Set exercise:
Find the word "JSON" in the material below and gather every line that contains it.

Data extract:

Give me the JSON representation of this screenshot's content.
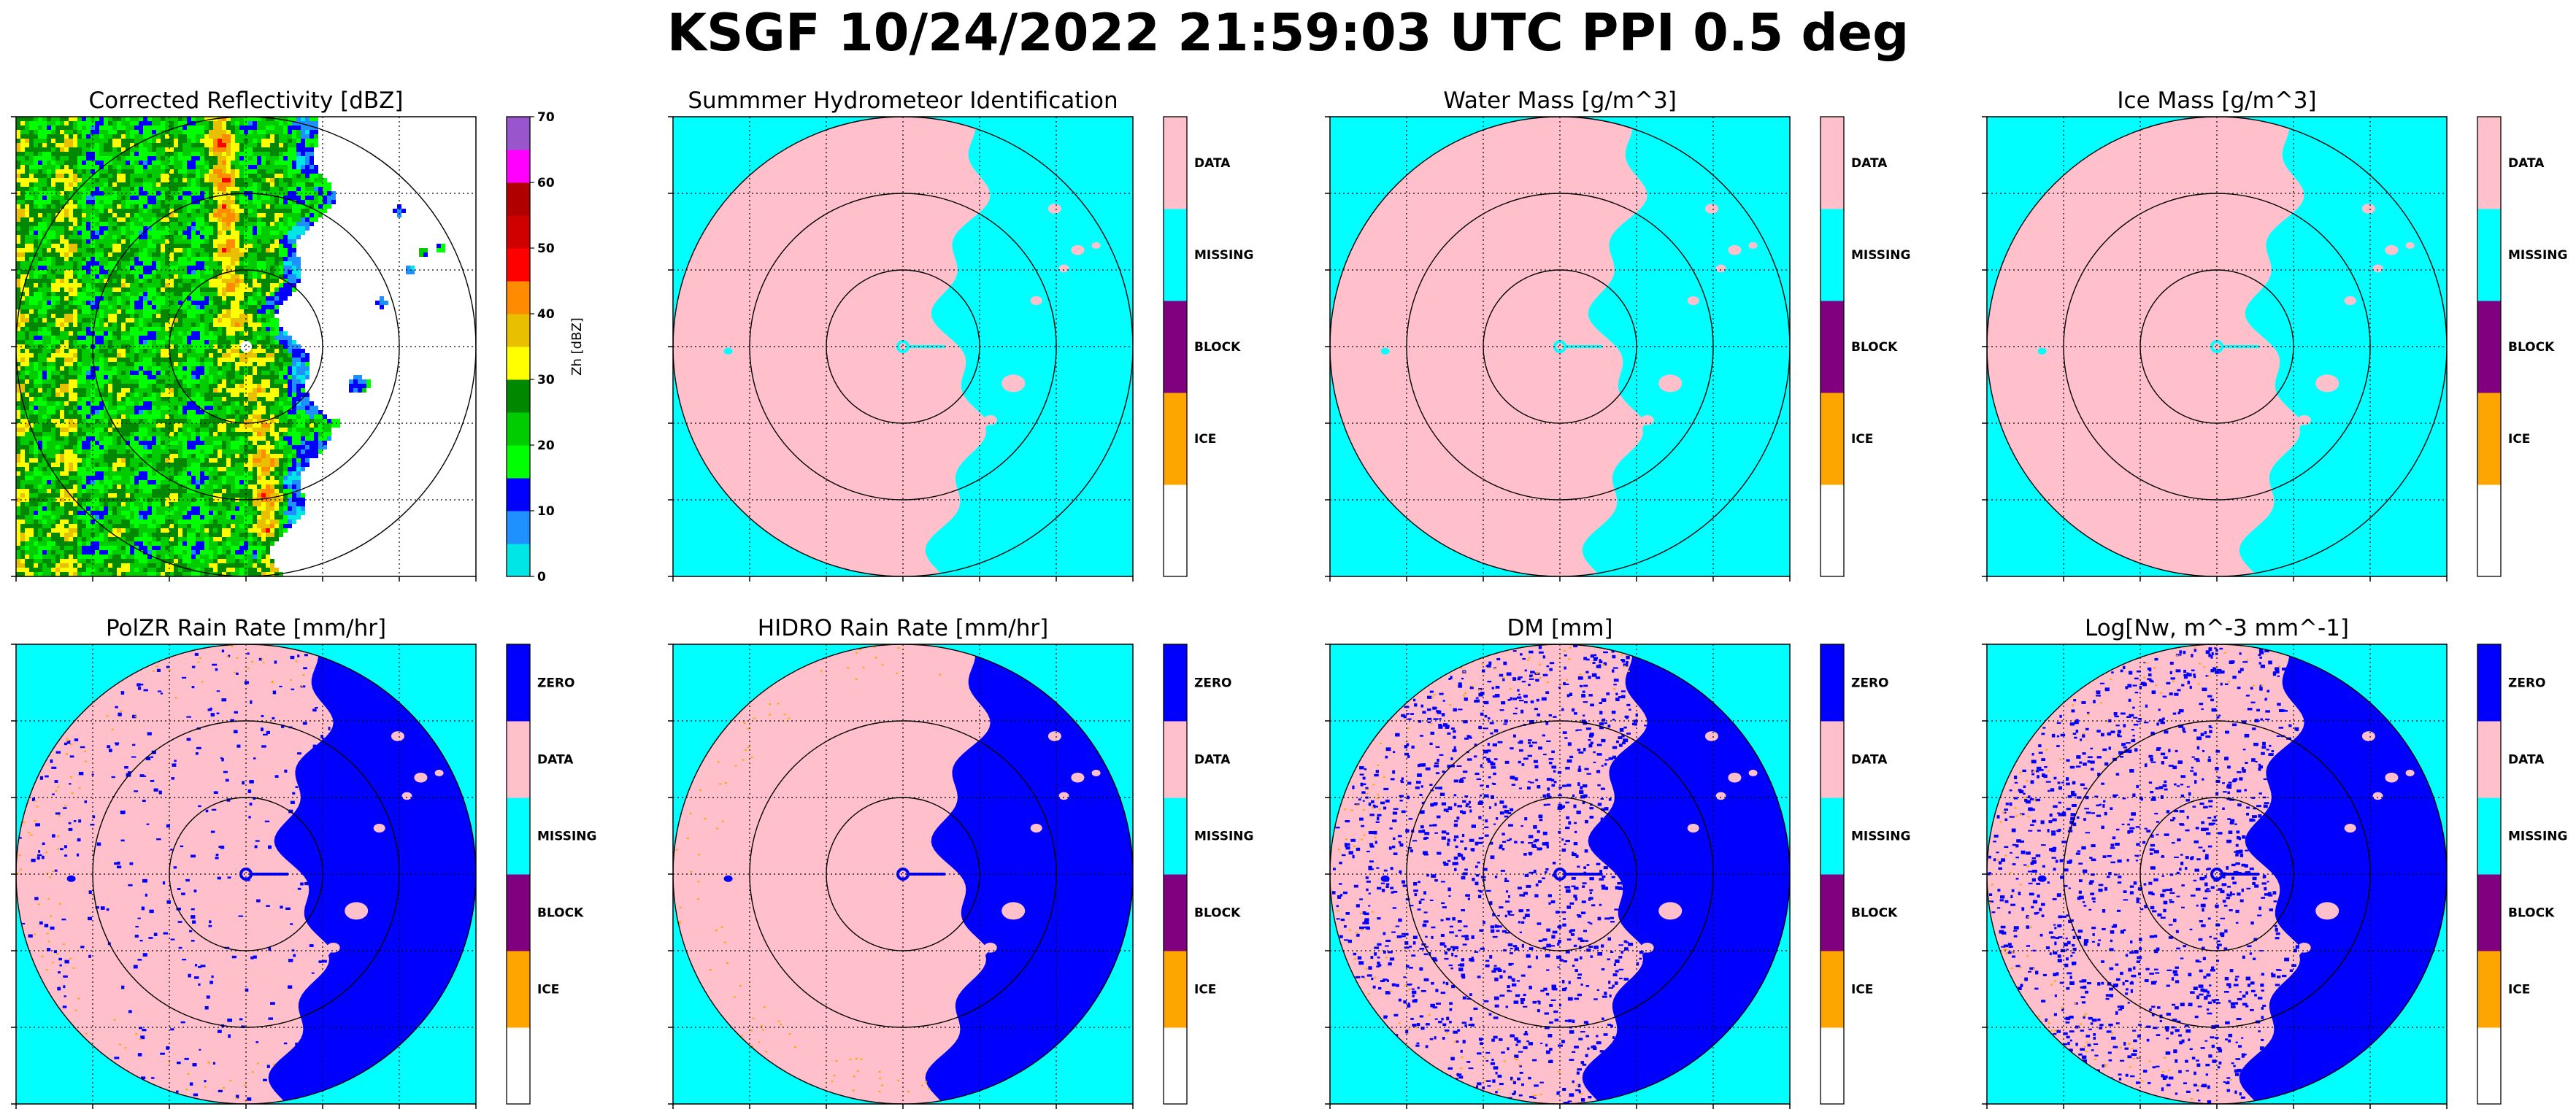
{
  "figure": {
    "title": "KSGF 10/24/2022 21:59:03 UTC PPI 0.5 deg"
  },
  "colors": {
    "pink": "#ffc0cb",
    "cyan": "#00ffff",
    "blue": "#0000ff",
    "purple": "#800080",
    "orange": "#ffa500",
    "white": "#ffffff"
  },
  "chart_data": [
    {
      "type": "heatmap",
      "title": "Corrected Reflectivity [dBZ]",
      "map": "reflectivity",
      "colorbar": {
        "kind": "continuous",
        "label": "Zh [dBZ]",
        "range": [
          0,
          70
        ],
        "ticks": [
          "0",
          "10",
          "20",
          "30",
          "40",
          "50",
          "60",
          "70"
        ],
        "colors": [
          "#00e5e5",
          "#1e90ff",
          "#0000ff",
          "#00ff00",
          "#00cc00",
          "#008800",
          "#ffff00",
          "#e8c000",
          "#ff8c00",
          "#ff0000",
          "#d00000",
          "#b00000",
          "#ff00ff",
          "#9955cc"
        ]
      },
      "range_rings_km": [
        50,
        100,
        150
      ],
      "grid": true
    },
    {
      "type": "heatmap",
      "title": "Summmer Hydrometeor Identification",
      "map": "class",
      "colorbar": {
        "kind": "categorical",
        "categories": [
          "",
          "ICE",
          "BLOCK",
          "MISSING",
          "DATA"
        ],
        "colors": [
          "#ffffff",
          "#ffa500",
          "#800080",
          "#00ffff",
          "#ffc0cb"
        ]
      },
      "range_rings_km": [
        50,
        100,
        150
      ],
      "grid": true
    },
    {
      "type": "heatmap",
      "title": "Water Mass [g/m^3]",
      "map": "class",
      "colorbar": {
        "kind": "categorical",
        "categories": [
          "",
          "ICE",
          "BLOCK",
          "MISSING",
          "DATA"
        ],
        "colors": [
          "#ffffff",
          "#ffa500",
          "#800080",
          "#00ffff",
          "#ffc0cb"
        ]
      },
      "range_rings_km": [
        50,
        100,
        150
      ],
      "grid": true
    },
    {
      "type": "heatmap",
      "title": "Ice Mass [g/m^3]",
      "map": "class",
      "colorbar": {
        "kind": "categorical",
        "categories": [
          "",
          "ICE",
          "BLOCK",
          "MISSING",
          "DATA"
        ],
        "colors": [
          "#ffffff",
          "#ffa500",
          "#800080",
          "#00ffff",
          "#ffc0cb"
        ]
      },
      "range_rings_km": [
        50,
        100,
        150
      ],
      "grid": true
    },
    {
      "type": "heatmap",
      "title": "PolZR Rain Rate [mm/hr]",
      "map": "rate",
      "speckle": 0.12,
      "colorbar": {
        "kind": "categorical",
        "categories": [
          "",
          "ICE",
          "BLOCK",
          "MISSING",
          "DATA",
          "ZERO"
        ],
        "colors": [
          "#ffffff",
          "#ffa500",
          "#800080",
          "#00ffff",
          "#ffc0cb",
          "#0000ff"
        ]
      },
      "range_rings_km": [
        50,
        100,
        150
      ],
      "grid": true
    },
    {
      "type": "heatmap",
      "title": "HIDRO Rain Rate [mm/hr]",
      "map": "rate",
      "speckle": 0.0,
      "colorbar": {
        "kind": "categorical",
        "categories": [
          "",
          "ICE",
          "BLOCK",
          "MISSING",
          "DATA",
          "ZERO"
        ],
        "colors": [
          "#ffffff",
          "#ffa500",
          "#800080",
          "#00ffff",
          "#ffc0cb",
          "#0000ff"
        ]
      },
      "range_rings_km": [
        50,
        100,
        150
      ],
      "grid": true
    },
    {
      "type": "heatmap",
      "title": "DM [mm]",
      "map": "rate",
      "speckle": 0.45,
      "colorbar": {
        "kind": "categorical",
        "categories": [
          "",
          "ICE",
          "BLOCK",
          "MISSING",
          "DATA",
          "ZERO"
        ],
        "colors": [
          "#ffffff",
          "#ffa500",
          "#800080",
          "#00ffff",
          "#ffc0cb",
          "#0000ff"
        ]
      },
      "range_rings_km": [
        50,
        100,
        150
      ],
      "grid": true
    },
    {
      "type": "heatmap",
      "title": "Log[Nw, m^-3 mm^-1]",
      "map": "rate",
      "speckle": 0.45,
      "colorbar": {
        "kind": "categorical",
        "categories": [
          "",
          "ICE",
          "BLOCK",
          "MISSING",
          "DATA",
          "ZERO"
        ],
        "colors": [
          "#ffffff",
          "#ffa500",
          "#800080",
          "#00ffff",
          "#ffc0cb",
          "#0000ff"
        ]
      },
      "range_rings_km": [
        50,
        100,
        150
      ],
      "grid": true
    }
  ]
}
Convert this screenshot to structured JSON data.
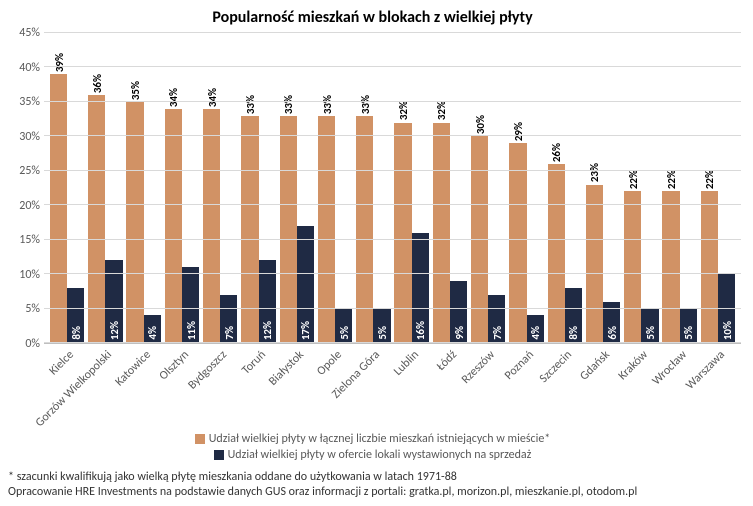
{
  "chart": {
    "type": "bar",
    "title": "Popularność mieszkań w blokach z wielkiej płyty",
    "title_fontsize": 16,
    "categories": [
      "Kielce",
      "Gorzów Wielkopolski",
      "Katowice",
      "Olsztyn",
      "Bydgoszcz",
      "Toruń",
      "Białystok",
      "Opole",
      "Zielona Góra",
      "Lublin",
      "Łódź",
      "Rzeszów",
      "Poznań",
      "Szczecin",
      "Gdańsk",
      "Kraków",
      "Wrocław",
      "Warszawa"
    ],
    "series": [
      {
        "name": "Udział wielkiej płyty w łącznej liczbie mieszkań istniejących w mieście*",
        "color": "#d19265",
        "values": [
          39,
          36,
          35,
          34,
          34,
          33,
          33,
          33,
          33,
          32,
          32,
          30,
          29,
          26,
          23,
          22,
          22,
          22
        ],
        "label_position": "above",
        "label_color": "#000000"
      },
      {
        "name": "Udział wielkiej płyty w ofercie lokali wystawionych na sprzedaż",
        "color": "#1f2a44",
        "values": [
          8,
          12,
          4,
          11,
          7,
          12,
          17,
          5,
          5,
          16,
          9,
          7,
          4,
          8,
          6,
          5,
          5,
          10
        ],
        "label_position": "inside",
        "label_color": "#ffffff"
      }
    ],
    "ylim": [
      0,
      45
    ],
    "ytick_step": 5,
    "y_tick_format": "percent",
    "label_fontsize": 12,
    "bar_label_fontsize": 11,
    "background_color": "#ffffff",
    "grid_color": "#d9d9d9",
    "axis_color": "#bfbfbf",
    "tick_color": "#595959"
  },
  "legend": {
    "items": [
      {
        "color": "#d19265",
        "text": "Udział wielkiej płyty w łącznej liczbie mieszkań istniejących w mieście*"
      },
      {
        "color": "#1f2a44",
        "text": "Udział wielkiej płyty w ofercie lokali wystawionych na sprzedaż"
      }
    ]
  },
  "footnote": {
    "line1": "* szacunki kwalifikują jako wielką płytę mieszkania oddane do użytkowania w latach 1971-88",
    "line2": "Opracowanie HRE Investments na podstawie danych GUS oraz informacji z portali: gratka.pl, morizon.pl, mieszkanie.pl, otodom.pl"
  }
}
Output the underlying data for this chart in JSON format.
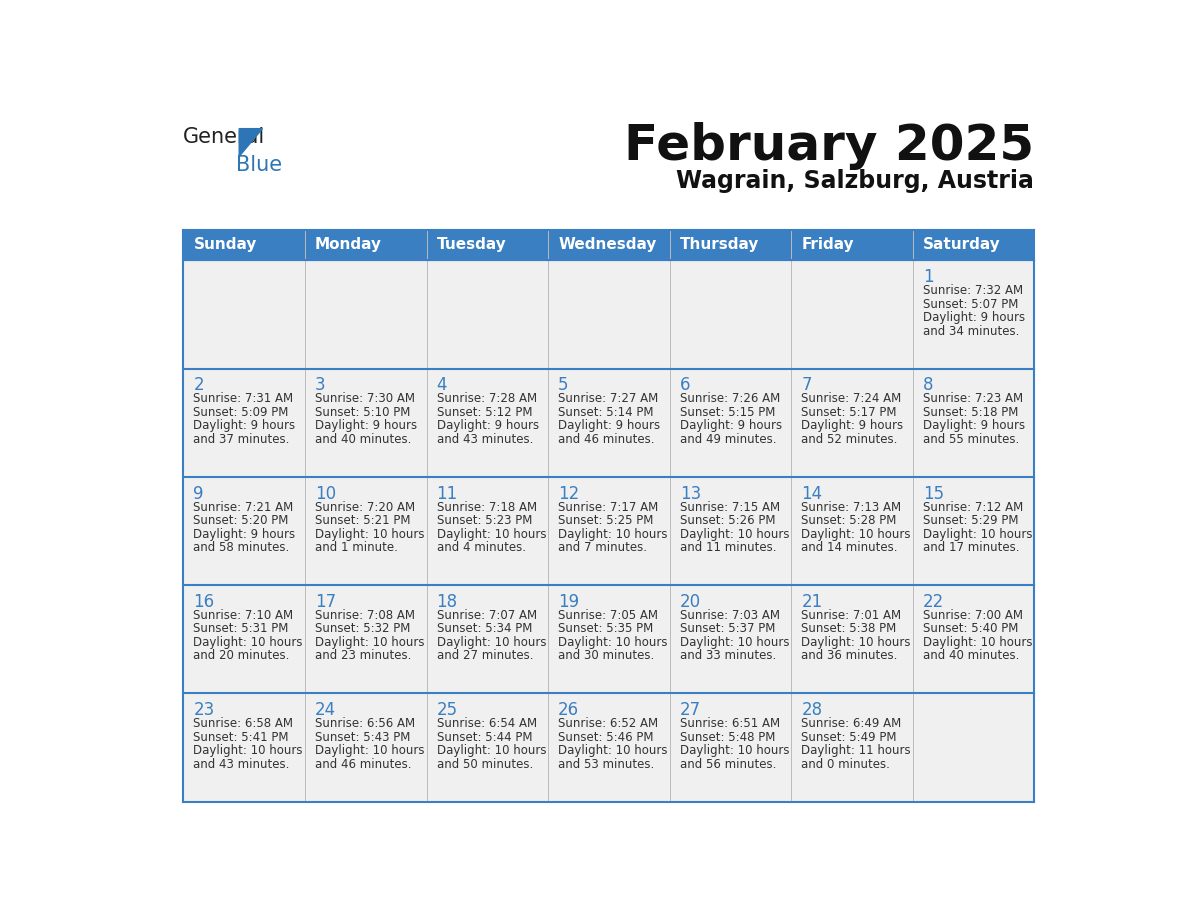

Correct answer:
Give me the JSON representation of this screenshot's content.
Convert this screenshot to structured JSON data.
Output the underlying data for this chart in JSON format.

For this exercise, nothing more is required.